Work out how many lines of the records hold the string "JSON", and reply with that number alone.

— Start —

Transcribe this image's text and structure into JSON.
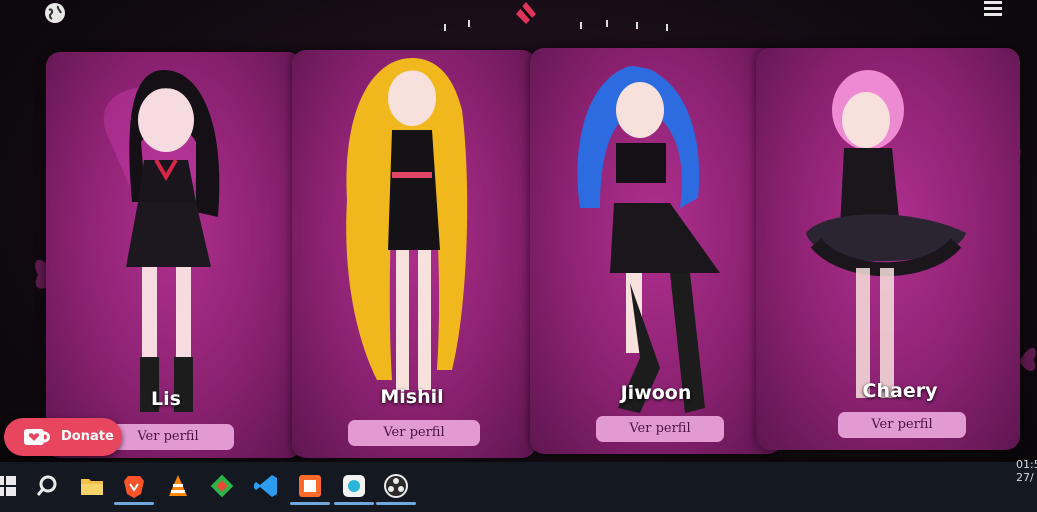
{
  "header": {
    "globe_icon": "globe-icon",
    "logo_icon": "brand-logo-icon",
    "menu_icon": "hamburger-menu-icon"
  },
  "characters": [
    {
      "name": "Lis",
      "button_label": "Ver perfil"
    },
    {
      "name": "Mishil",
      "button_label": "Ver perfil"
    },
    {
      "name": "Jiwoon",
      "button_label": "Ver perfil"
    },
    {
      "name": "Chaery",
      "button_label": "Ver perfil"
    }
  ],
  "donate": {
    "label": "Donate",
    "icon": "coffee-cup-heart-icon"
  },
  "taskbar": {
    "icons": [
      "windows-start-icon",
      "search-icon",
      "file-explorer-icon",
      "brave-browser-icon",
      "vlc-icon",
      "git-icon",
      "vscode-icon",
      "app-icon",
      "app-icon",
      "obs-icon"
    ]
  },
  "clock": {
    "time": "01:5",
    "date": "27/"
  },
  "colors": {
    "card": "#8a2170",
    "button": "#e29ad3",
    "donate": "#e8455f",
    "taskbar": "#141820"
  }
}
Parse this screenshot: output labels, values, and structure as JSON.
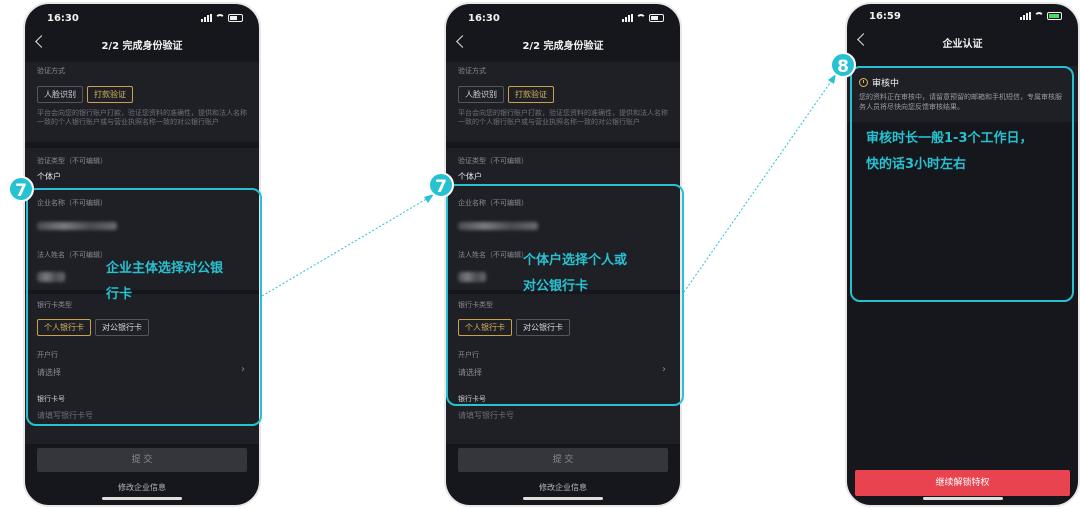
{
  "screen1": {
    "time": "16:30",
    "title": "2/2 完成身份验证",
    "verify_method_label": "验证方式",
    "method_options": [
      "人脸识别",
      "打款验证"
    ],
    "method_desc": "平台会向您的银行账户打款，验证您资料的准确性，提供和法人名称一致的个人银行账户或与营业执照名称一致的对公银行账户",
    "verify_type_label": "验证类型（不可编辑）",
    "verify_type_value": "个体户",
    "company_name_label": "企业名称（不可编辑）",
    "legal_name_label": "法人姓名（不可编辑）",
    "card_type_label": "银行卡类型",
    "card_options": [
      "个人银行卡",
      "对公银行卡"
    ],
    "bank_label": "开户行",
    "bank_placeholder": "请选择",
    "card_no_label": "银行卡号",
    "card_no_placeholder": "请填写银行卡号",
    "submit_label": "提 交",
    "modify_label": "修改企业信息",
    "step_number": "7",
    "callout_line1": "企业主体选择对公银",
    "callout_line2": "行卡"
  },
  "screen2": {
    "time": "16:30",
    "title": "2/2 完成身份验证",
    "verify_method_label": "验证方式",
    "method_options": [
      "人脸识别",
      "打款验证"
    ],
    "method_desc": "平台会向您的银行账户打款，验证您资料的准确性，提供和法人名称一致的个人银行账户或与营业执照名称一致的对公银行账户",
    "verify_type_label": "验证类型（不可编辑）",
    "verify_type_value": "个体户",
    "company_name_label": "企业名称（不可编辑）",
    "legal_name_label": "法人姓名（不可编辑）",
    "card_type_label": "银行卡类型",
    "card_options": [
      "个人银行卡",
      "对公银行卡"
    ],
    "bank_label": "开户行",
    "bank_placeholder": "请选择",
    "card_no_label": "银行卡号",
    "card_no_placeholder": "请填写银行卡号",
    "submit_label": "提 交",
    "modify_label": "修改企业信息",
    "step_number": "7",
    "callout_line1": "个体户选择个人或",
    "callout_line2": "对公银行卡"
  },
  "screen3": {
    "time": "16:59",
    "title": "企业认证",
    "review_title": "审核中",
    "review_text": "您的资料正在审核中，请留意预留的邮箱和手机短信，专属审核服务人员将尽快向您反馈审核结果。",
    "step_number": "8",
    "callout_line1": "审核时长一般1-3个工作日，",
    "callout_line2": "快的话3小时左右",
    "unlock_label": "继续解锁特权"
  },
  "colors": {
    "accent": "#27c1d1",
    "gold": "#c9a24a",
    "red_button": "#e8434f",
    "phone_bg": "#16171c"
  }
}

— End —

→ **Solution to this task**: 2